§ Recorded information
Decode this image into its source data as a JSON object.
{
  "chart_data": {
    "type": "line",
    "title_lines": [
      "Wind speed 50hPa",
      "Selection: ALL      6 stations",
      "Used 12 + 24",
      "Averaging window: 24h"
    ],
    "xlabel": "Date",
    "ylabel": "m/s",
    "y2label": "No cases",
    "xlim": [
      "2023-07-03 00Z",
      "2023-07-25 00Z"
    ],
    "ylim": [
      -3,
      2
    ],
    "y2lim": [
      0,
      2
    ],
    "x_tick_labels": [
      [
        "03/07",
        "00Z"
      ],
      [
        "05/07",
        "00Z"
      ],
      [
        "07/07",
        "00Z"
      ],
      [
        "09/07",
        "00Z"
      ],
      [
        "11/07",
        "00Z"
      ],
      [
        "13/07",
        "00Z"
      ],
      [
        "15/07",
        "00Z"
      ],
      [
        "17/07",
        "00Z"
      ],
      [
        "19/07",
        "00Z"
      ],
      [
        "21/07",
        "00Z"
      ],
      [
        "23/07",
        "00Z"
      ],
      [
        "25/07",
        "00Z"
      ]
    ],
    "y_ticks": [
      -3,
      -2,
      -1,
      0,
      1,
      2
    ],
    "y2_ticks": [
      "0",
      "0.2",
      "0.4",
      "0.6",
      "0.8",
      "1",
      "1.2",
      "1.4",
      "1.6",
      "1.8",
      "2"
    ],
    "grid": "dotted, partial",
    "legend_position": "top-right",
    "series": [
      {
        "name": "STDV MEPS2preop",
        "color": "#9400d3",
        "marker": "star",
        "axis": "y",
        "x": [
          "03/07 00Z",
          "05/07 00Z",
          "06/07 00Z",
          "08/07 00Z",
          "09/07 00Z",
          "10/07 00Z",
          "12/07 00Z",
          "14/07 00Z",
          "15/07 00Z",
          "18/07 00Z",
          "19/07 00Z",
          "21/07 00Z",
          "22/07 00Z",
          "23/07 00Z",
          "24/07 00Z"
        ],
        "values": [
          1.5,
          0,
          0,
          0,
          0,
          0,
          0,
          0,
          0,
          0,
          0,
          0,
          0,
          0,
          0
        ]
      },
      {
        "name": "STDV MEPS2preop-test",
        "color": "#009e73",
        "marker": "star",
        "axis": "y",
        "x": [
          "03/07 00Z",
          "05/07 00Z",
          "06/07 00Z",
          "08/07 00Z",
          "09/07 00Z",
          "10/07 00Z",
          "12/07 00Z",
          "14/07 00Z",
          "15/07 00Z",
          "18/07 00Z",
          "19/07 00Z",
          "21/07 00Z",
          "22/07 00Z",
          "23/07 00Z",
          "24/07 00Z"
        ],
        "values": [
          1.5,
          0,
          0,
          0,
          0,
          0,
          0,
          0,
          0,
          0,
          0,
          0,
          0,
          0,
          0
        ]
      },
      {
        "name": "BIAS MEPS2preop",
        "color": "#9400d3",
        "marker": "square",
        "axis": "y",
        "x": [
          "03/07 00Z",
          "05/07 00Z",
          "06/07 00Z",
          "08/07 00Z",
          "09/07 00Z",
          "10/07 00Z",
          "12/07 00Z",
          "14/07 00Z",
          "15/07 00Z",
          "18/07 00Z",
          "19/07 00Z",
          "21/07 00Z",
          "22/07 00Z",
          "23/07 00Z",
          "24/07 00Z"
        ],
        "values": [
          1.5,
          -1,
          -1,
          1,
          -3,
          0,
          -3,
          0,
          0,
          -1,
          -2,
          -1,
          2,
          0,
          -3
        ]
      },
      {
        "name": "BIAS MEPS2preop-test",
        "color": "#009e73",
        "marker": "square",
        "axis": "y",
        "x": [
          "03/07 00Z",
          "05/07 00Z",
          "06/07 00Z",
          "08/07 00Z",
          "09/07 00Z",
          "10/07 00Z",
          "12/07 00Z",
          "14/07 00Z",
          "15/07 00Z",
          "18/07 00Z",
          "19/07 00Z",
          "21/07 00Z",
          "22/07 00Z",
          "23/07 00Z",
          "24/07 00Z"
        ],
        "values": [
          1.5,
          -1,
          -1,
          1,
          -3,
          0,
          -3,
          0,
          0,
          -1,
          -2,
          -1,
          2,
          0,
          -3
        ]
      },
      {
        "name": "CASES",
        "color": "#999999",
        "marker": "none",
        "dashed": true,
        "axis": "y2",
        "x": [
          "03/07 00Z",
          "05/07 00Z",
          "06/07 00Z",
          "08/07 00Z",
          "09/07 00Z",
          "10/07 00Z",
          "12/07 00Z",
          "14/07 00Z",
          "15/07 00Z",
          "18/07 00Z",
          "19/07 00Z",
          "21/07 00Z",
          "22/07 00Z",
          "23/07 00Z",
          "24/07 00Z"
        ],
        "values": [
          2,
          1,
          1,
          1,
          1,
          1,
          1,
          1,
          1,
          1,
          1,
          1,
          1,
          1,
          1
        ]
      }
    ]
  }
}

§ Goal
From the records above, extract each line exactly as shown.

§ Task solution
Decode this image into its source data as a JSON object.
{
  "chart_data": {
    "type": "line",
    "title_lines": [
      "Wind speed 50hPa",
      "Selection: ALL      6 stations",
      "Used 12 + 24",
      "Averaging window: 24h"
    ],
    "xlabel": "Date",
    "ylabel": "m/s",
    "y2label": "No cases",
    "xlim": [
      "2023-07-03 00Z",
      "2023-07-25 00Z"
    ],
    "ylim": [
      -3,
      2
    ],
    "y2lim": [
      0,
      2
    ],
    "x_tick_labels": [
      [
        "03/07",
        "00Z"
      ],
      [
        "05/07",
        "00Z"
      ],
      [
        "07/07",
        "00Z"
      ],
      [
        "09/07",
        "00Z"
      ],
      [
        "11/07",
        "00Z"
      ],
      [
        "13/07",
        "00Z"
      ],
      [
        "15/07",
        "00Z"
      ],
      [
        "17/07",
        "00Z"
      ],
      [
        "19/07",
        "00Z"
      ],
      [
        "21/07",
        "00Z"
      ],
      [
        "23/07",
        "00Z"
      ],
      [
        "25/07",
        "00Z"
      ]
    ],
    "y_ticks": [
      -3,
      -2,
      -1,
      0,
      1,
      2
    ],
    "y2_ticks": [
      "0",
      "0.2",
      "0.4",
      "0.6",
      "0.8",
      "1",
      "1.2",
      "1.4",
      "1.6",
      "1.8",
      "2"
    ],
    "grid": "dotted, partial",
    "legend_position": "top-right",
    "series": [
      {
        "name": "STDV MEPS2preop",
        "color": "#9400d3",
        "marker": "star",
        "axis": "y",
        "x": [
          "03/07 00Z",
          "05/07 00Z",
          "06/07 00Z",
          "08/07 00Z",
          "09/07 00Z",
          "10/07 00Z",
          "12/07 00Z",
          "14/07 00Z",
          "15/07 00Z",
          "18/07 00Z",
          "19/07 00Z",
          "21/07 00Z",
          "22/07 00Z",
          "23/07 00Z",
          "24/07 00Z"
        ],
        "values": [
          1.5,
          0,
          0,
          0,
          0,
          0,
          0,
          0,
          0,
          0,
          0,
          0,
          0,
          0,
          0
        ]
      },
      {
        "name": "STDV MEPS2preop-test",
        "color": "#009e73",
        "marker": "star",
        "axis": "y",
        "x": [
          "03/07 00Z",
          "05/07 00Z",
          "06/07 00Z",
          "08/07 00Z",
          "09/07 00Z",
          "10/07 00Z",
          "12/07 00Z",
          "14/07 00Z",
          "15/07 00Z",
          "18/07 00Z",
          "19/07 00Z",
          "21/07 00Z",
          "22/07 00Z",
          "23/07 00Z",
          "24/07 00Z"
        ],
        "values": [
          1.5,
          0,
          0,
          0,
          0,
          0,
          0,
          0,
          0,
          0,
          0,
          0,
          0,
          0,
          0
        ]
      },
      {
        "name": "BIAS MEPS2preop",
        "color": "#9400d3",
        "marker": "square",
        "axis": "y",
        "x": [
          "03/07 00Z",
          "05/07 00Z",
          "06/07 00Z",
          "08/07 00Z",
          "09/07 00Z",
          "10/07 00Z",
          "12/07 00Z",
          "14/07 00Z",
          "15/07 00Z",
          "18/07 00Z",
          "19/07 00Z",
          "21/07 00Z",
          "22/07 00Z",
          "23/07 00Z",
          "24/07 00Z"
        ],
        "values": [
          1.5,
          -1,
          -1,
          1,
          -3,
          0,
          -3,
          0,
          0,
          -1,
          -2,
          -1,
          2,
          0,
          -3
        ]
      },
      {
        "name": "BIAS MEPS2preop-test",
        "color": "#009e73",
        "marker": "square",
        "axis": "y",
        "x": [
          "03/07 00Z",
          "05/07 00Z",
          "06/07 00Z",
          "08/07 00Z",
          "09/07 00Z",
          "10/07 00Z",
          "12/07 00Z",
          "14/07 00Z",
          "15/07 00Z",
          "18/07 00Z",
          "19/07 00Z",
          "21/07 00Z",
          "22/07 00Z",
          "23/07 00Z",
          "24/07 00Z"
        ],
        "values": [
          1.5,
          -1,
          -1,
          1,
          -3,
          0,
          -3,
          0,
          0,
          -1,
          -2,
          -1,
          2,
          0,
          -3
        ]
      },
      {
        "name": "CASES",
        "color": "#999999",
        "marker": "none",
        "dashed": true,
        "axis": "y2",
        "x": [
          "03/07 00Z",
          "05/07 00Z",
          "06/07 00Z",
          "08/07 00Z",
          "09/07 00Z",
          "10/07 00Z",
          "12/07 00Z",
          "14/07 00Z",
          "15/07 00Z",
          "18/07 00Z",
          "19/07 00Z",
          "21/07 00Z",
          "22/07 00Z",
          "23/07 00Z",
          "24/07 00Z"
        ],
        "values": [
          2,
          1,
          1,
          1,
          1,
          1,
          1,
          1,
          1,
          1,
          1,
          1,
          1,
          1,
          1
        ]
      }
    ]
  }
}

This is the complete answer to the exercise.